## Instructions for the task
Output the records exactly as they appear, with no pictures included.

## Data section
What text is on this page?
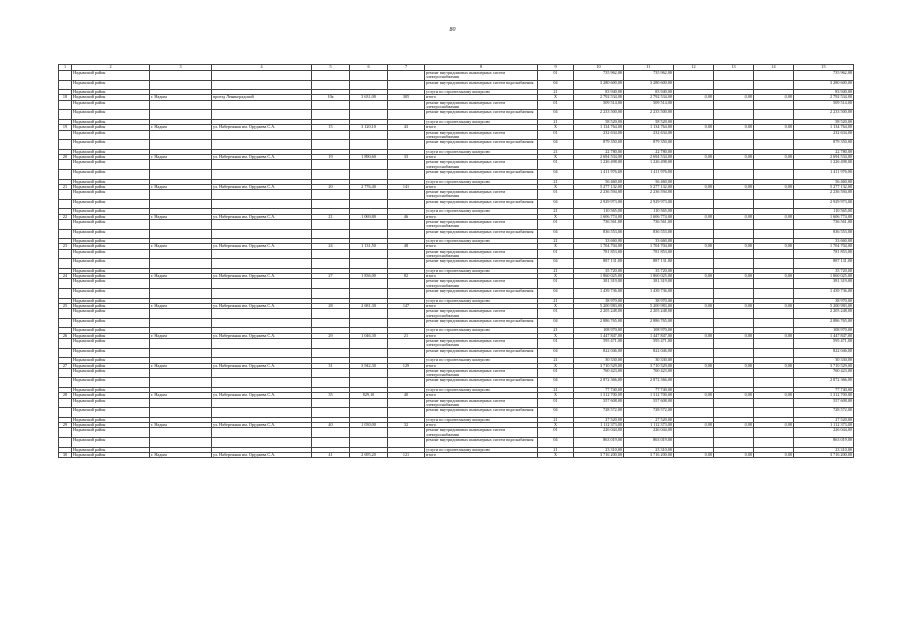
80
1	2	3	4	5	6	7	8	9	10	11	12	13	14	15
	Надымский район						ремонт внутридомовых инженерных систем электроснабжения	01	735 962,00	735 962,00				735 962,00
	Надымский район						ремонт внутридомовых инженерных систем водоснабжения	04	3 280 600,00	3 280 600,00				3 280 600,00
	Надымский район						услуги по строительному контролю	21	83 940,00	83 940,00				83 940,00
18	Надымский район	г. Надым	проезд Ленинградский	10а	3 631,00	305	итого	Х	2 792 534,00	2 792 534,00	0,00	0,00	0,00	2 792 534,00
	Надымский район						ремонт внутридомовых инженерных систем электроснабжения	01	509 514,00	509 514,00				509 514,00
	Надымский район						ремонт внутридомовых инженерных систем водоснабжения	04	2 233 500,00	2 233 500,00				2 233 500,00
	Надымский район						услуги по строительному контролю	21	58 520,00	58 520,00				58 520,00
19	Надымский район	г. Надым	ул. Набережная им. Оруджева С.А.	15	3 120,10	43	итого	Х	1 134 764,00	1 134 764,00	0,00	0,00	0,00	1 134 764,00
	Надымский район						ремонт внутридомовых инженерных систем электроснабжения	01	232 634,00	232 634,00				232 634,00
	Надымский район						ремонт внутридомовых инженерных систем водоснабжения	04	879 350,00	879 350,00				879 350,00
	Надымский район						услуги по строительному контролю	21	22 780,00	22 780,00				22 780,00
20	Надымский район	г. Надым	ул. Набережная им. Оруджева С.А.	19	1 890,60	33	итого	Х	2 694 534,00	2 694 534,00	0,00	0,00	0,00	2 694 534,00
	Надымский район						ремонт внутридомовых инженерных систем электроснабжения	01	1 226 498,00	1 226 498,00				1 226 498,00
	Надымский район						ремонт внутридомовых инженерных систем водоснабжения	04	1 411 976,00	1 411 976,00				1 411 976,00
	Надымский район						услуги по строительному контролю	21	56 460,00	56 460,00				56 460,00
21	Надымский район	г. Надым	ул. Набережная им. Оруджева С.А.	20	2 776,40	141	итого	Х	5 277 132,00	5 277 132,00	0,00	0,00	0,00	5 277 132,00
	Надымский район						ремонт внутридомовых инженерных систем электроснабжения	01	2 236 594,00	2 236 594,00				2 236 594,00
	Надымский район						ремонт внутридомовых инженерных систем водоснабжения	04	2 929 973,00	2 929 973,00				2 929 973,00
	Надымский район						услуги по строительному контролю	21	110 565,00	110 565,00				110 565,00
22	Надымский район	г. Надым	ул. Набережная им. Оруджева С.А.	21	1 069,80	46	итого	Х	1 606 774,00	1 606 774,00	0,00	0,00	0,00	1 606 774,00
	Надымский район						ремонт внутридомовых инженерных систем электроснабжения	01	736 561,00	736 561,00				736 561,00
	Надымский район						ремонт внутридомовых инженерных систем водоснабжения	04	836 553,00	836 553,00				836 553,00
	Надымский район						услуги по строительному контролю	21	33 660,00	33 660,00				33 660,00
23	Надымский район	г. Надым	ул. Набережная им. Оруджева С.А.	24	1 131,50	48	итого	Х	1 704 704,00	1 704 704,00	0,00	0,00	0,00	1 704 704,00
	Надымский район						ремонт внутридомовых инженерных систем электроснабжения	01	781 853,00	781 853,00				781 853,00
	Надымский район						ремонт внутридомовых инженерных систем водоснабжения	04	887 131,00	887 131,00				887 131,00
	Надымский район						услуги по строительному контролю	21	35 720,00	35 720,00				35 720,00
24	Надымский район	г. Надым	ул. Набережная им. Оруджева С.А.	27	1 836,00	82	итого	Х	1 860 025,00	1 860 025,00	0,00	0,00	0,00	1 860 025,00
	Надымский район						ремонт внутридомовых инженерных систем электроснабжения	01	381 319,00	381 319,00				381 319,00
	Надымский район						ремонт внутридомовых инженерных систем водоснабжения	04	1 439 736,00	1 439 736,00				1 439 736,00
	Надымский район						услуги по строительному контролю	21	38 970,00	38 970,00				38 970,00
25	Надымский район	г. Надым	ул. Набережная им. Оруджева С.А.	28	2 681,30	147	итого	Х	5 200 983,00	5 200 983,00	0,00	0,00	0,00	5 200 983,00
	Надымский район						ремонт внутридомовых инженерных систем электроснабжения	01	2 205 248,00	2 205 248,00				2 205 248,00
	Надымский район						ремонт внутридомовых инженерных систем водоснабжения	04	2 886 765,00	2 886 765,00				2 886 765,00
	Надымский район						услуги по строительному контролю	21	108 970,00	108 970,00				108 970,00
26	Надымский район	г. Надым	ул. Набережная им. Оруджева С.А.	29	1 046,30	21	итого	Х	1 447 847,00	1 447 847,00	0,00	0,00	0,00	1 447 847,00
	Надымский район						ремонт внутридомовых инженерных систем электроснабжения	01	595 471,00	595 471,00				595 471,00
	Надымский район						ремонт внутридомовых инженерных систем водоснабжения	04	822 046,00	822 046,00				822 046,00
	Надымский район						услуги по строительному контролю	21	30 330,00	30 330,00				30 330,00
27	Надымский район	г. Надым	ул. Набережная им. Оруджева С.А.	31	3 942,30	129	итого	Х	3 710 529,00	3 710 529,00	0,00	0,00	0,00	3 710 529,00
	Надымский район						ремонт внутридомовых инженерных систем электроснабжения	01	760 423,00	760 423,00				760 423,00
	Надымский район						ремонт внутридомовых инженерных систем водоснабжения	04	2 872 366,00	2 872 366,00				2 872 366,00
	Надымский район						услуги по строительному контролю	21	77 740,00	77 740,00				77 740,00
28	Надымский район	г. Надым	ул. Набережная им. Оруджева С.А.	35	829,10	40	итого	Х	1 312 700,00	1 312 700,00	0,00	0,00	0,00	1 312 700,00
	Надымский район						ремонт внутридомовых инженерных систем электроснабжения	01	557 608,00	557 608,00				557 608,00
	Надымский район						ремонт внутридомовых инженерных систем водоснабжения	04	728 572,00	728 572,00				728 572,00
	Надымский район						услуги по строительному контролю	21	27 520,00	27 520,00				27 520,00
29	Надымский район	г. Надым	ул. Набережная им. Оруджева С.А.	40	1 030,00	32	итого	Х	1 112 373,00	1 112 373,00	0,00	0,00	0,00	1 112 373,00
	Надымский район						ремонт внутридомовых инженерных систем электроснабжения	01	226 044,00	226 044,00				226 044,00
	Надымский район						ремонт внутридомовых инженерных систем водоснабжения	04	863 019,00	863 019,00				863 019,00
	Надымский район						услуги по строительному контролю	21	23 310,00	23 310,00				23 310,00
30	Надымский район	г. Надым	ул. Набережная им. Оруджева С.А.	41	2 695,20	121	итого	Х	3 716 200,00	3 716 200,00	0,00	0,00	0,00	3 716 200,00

## The output
What text is on this page?
80
1	2	3	4	5	6	7	8	9	10	11	12	13	14	15
	Надымский район						ремонт внутридомовых инженерных систем электроснабжения	01	735 962,00	735 962,00				735 962,00
	Надымский район						ремонт внутридомовых инженерных систем водоснабжения	04	3 280 600,00	3 280 600,00				3 280 600,00
	Надымский район						услуги по строительному контролю	21	83 940,00	83 940,00				83 940,00
18	Надымский район	г. Надым	проезд Ленинградский	10а	3 631,00	305	итого	Х	2 792 534,00	2 792 534,00	0,00	0,00	0,00	2 792 534,00
	Надымский район						ремонт внутридомовых инженерных систем электроснабжения	01	509 514,00	509 514,00				509 514,00
	Надымский район						ремонт внутридомовых инженерных систем водоснабжения	04	2 233 500,00	2 233 500,00				2 233 500,00
	Надымский район						услуги по строительному контролю	21	58 520,00	58 520,00				58 520,00
19	Надымский район	г. Надым	ул. Набережная им. Оруджева С.А.	15	3 120,10	43	итого	Х	1 134 764,00	1 134 764,00	0,00	0,00	0,00	1 134 764,00
	Надымский район						ремонт внутридомовых инженерных систем электроснабжения	01	232 634,00	232 634,00				232 634,00
	Надымский район						ремонт внутридомовых инженерных систем водоснабжения	04	879 350,00	879 350,00				879 350,00
	Надымский район						услуги по строительному контролю	21	22 780,00	22 780,00				22 780,00
20	Надымский район	г. Надым	ул. Набережная им. Оруджева С.А.	19	1 890,60	33	итого	Х	2 694 534,00	2 694 534,00	0,00	0,00	0,00	2 694 534,00
	Надымский район						ремонт внутридомовых инженерных систем электроснабжения	01	1 226 498,00	1 226 498,00				1 226 498,00
	Надымский район						ремонт внутридомовых инженерных систем водоснабжения	04	1 411 976,00	1 411 976,00				1 411 976,00
	Надымский район						услуги по строительному контролю	21	56 460,00	56 460,00				56 460,00
21	Надымский район	г. Надым	ул. Набережная им. Оруджева С.А.	20	2 776,40	141	итого	Х	5 277 132,00	5 277 132,00	0,00	0,00	0,00	5 277 132,00
	Надымский район						ремонт внутридомовых инженерных систем электроснабжения	01	2 236 594,00	2 236 594,00				2 236 594,00
	Надымский район						ремонт внутридомовых инженерных систем водоснабжения	04	2 929 973,00	2 929 973,00				2 929 973,00
	Надымский район						услуги по строительному контролю	21	110 565,00	110 565,00				110 565,00
22	Надымский район	г. Надым	ул. Набережная им. Оруджева С.А.	21	1 069,80	46	итого	Х	1 606 774,00	1 606 774,00	0,00	0,00	0,00	1 606 774,00
	Надымский район						ремонт внутридомовых инженерных систем электроснабжения	01	736 561,00	736 561,00				736 561,00
	Надымский район						ремонт внутридомовых инженерных систем водоснабжения	04	836 553,00	836 553,00				836 553,00
	Надымский район						услуги по строительному контролю	21	33 660,00	33 660,00				33 660,00
23	Надымский район	г. Надым	ул. Набережная им. Оруджева С.А.	24	1 131,50	48	итого	Х	1 704 704,00	1 704 704,00	0,00	0,00	0,00	1 704 704,00
	Надымский район						ремонт внутридомовых инженерных систем электроснабжения	01	781 853,00	781 853,00				781 853,00
	Надымский район						ремонт внутридомовых инженерных систем водоснабжения	04	887 131,00	887 131,00				887 131,00
	Надымский район						услуги по строительному контролю	21	35 720,00	35 720,00				35 720,00
24	Надымский район	г. Надым	ул. Набережная им. Оруджева С.А.	27	1 836,00	82	итого	Х	1 860 025,00	1 860 025,00	0,00	0,00	0,00	1 860 025,00
	Надымский район						ремонт внутридомовых инженерных систем электроснабжения	01	381 319,00	381 319,00				381 319,00
	Надымский район						ремонт внутридомовых инженерных систем водоснабжения	04	1 439 736,00	1 439 736,00				1 439 736,00
	Надымский район						услуги по строительному контролю	21	38 970,00	38 970,00				38 970,00
25	Надымский район	г. Надым	ул. Набережная им. Оруджева С.А.	28	2 681,30	147	итого	Х	5 200 983,00	5 200 983,00	0,00	0,00	0,00	5 200 983,00
	Надымский район						ремонт внутридомовых инженерных систем электроснабжения	01	2 205 248,00	2 205 248,00				2 205 248,00
	Надымский район						ремонт внутридомовых инженерных систем водоснабжения	04	2 886 765,00	2 886 765,00				2 886 765,00
	Надымский район						услуги по строительному контролю	21	108 970,00	108 970,00				108 970,00
26	Надымский район	г. Надым	ул. Набережная им. Оруджева С.А.	29	1 046,30	21	итого	Х	1 447 847,00	1 447 847,00	0,00	0,00	0,00	1 447 847,00
	Надымский район						ремонт внутридомовых инженерных систем электроснабжения	01	595 471,00	595 471,00				595 471,00
	Надымский район						ремонт внутридомовых инженерных систем водоснабжения	04	822 046,00	822 046,00				822 046,00
	Надымский район						услуги по строительному контролю	21	30 330,00	30 330,00				30 330,00
27	Надымский район	г. Надым	ул. Набережная им. Оруджева С.А.	31	3 942,30	129	итого	Х	3 710 529,00	3 710 529,00	0,00	0,00	0,00	3 710 529,00
	Надымский район						ремонт внутридомовых инженерных систем электроснабжения	01	760 423,00	760 423,00				760 423,00
	Надымский район						ремонт внутридомовых инженерных систем водоснабжения	04	2 872 366,00	2 872 366,00				2 872 366,00
	Надымский район						услуги по строительному контролю	21	77 740,00	77 740,00				77 740,00
28	Надымский район	г. Надым	ул. Набережная им. Оруджева С.А.	35	829,10	40	итого	Х	1 312 700,00	1 312 700,00	0,00	0,00	0,00	1 312 700,00
	Надымский район						ремонт внутридомовых инженерных систем электроснабжения	01	557 608,00	557 608,00				557 608,00
	Надымский район						ремонт внутридомовых инженерных систем водоснабжения	04	728 572,00	728 572,00				728 572,00
	Надымский район						услуги по строительному контролю	21	27 520,00	27 520,00				27 520,00
29	Надымский район	г. Надым	ул. Набережная им. Оруджева С.А.	40	1 030,00	32	итого	Х	1 112 373,00	1 112 373,00	0,00	0,00	0,00	1 112 373,00
	Надымский район						ремонт внутридомовых инженерных систем электроснабжения	01	226 044,00	226 044,00				226 044,00
	Надымский район						ремонт внутридомовых инженерных систем водоснабжения	04	863 019,00	863 019,00				863 019,00
	Надымский район						услуги по строительному контролю	21	23 310,00	23 310,00				23 310,00
30	Надымский район	г. Надым	ул. Набережная им. Оруджева С.А.	41	2 695,20	121	итого	Х	3 716 200,00	3 716 200,00	0,00	0,00	0,00	3 716 200,00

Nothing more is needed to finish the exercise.